• [Aim of the exercise]: In the entries below, find every line holding the string "state" and collect it.

• [Records shown]:
* begin *
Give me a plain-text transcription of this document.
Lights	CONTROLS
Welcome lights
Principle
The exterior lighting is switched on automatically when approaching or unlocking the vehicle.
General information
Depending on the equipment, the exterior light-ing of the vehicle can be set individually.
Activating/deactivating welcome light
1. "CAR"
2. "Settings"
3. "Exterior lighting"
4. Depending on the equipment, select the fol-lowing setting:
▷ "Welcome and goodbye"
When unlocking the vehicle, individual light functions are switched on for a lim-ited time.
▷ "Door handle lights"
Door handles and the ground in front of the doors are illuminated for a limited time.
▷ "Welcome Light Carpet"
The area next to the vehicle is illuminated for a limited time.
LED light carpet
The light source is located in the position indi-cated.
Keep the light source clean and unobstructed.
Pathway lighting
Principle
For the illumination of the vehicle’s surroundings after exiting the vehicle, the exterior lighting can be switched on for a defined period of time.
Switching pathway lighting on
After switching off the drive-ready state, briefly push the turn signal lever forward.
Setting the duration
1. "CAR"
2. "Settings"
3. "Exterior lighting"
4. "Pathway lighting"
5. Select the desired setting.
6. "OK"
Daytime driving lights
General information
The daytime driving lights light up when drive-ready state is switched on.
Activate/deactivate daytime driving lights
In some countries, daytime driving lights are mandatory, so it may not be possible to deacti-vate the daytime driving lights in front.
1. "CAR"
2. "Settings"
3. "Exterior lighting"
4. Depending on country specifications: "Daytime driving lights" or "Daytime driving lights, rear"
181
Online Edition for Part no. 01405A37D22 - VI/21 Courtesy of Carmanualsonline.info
* end *
• [Output of the exercise]:
After switching off the drive-ready state, briefly push the turn signal lever forward.
The daytime driving lights light up when drive-ready state is switched on.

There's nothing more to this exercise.